• **THE DATA**:
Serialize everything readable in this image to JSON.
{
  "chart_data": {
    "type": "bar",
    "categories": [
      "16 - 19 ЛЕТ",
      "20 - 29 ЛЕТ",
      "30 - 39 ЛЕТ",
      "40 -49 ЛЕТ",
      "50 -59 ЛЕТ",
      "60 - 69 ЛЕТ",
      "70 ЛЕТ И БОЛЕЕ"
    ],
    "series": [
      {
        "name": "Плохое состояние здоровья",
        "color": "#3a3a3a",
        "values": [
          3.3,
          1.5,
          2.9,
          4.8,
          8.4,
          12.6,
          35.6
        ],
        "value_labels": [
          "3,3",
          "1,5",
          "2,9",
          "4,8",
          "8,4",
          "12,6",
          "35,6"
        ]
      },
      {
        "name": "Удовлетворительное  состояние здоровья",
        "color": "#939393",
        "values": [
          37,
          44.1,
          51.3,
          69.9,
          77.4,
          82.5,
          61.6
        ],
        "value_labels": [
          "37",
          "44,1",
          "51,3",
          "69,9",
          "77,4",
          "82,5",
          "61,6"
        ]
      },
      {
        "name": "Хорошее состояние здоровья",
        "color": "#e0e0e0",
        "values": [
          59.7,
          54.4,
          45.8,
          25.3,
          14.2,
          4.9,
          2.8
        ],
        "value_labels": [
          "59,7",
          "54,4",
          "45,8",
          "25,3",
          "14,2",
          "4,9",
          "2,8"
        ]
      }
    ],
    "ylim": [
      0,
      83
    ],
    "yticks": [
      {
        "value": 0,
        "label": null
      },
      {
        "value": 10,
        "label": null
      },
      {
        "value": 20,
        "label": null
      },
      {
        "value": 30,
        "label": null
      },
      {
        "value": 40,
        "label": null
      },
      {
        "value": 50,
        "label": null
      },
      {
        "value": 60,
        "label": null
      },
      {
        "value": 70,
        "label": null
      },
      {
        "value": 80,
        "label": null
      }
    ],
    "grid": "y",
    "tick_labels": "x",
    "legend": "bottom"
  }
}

• **WORK TO BE COMPLETED**: Where a line holds "здоровья", copy that line.

• **OUTPUT OF THE EXERCISE**:
        "name": "Плохое состояние здоровья",
        "name": "Удовлетворительное  состояние здоровья",
        "name": "Хорошее состояние здоровья",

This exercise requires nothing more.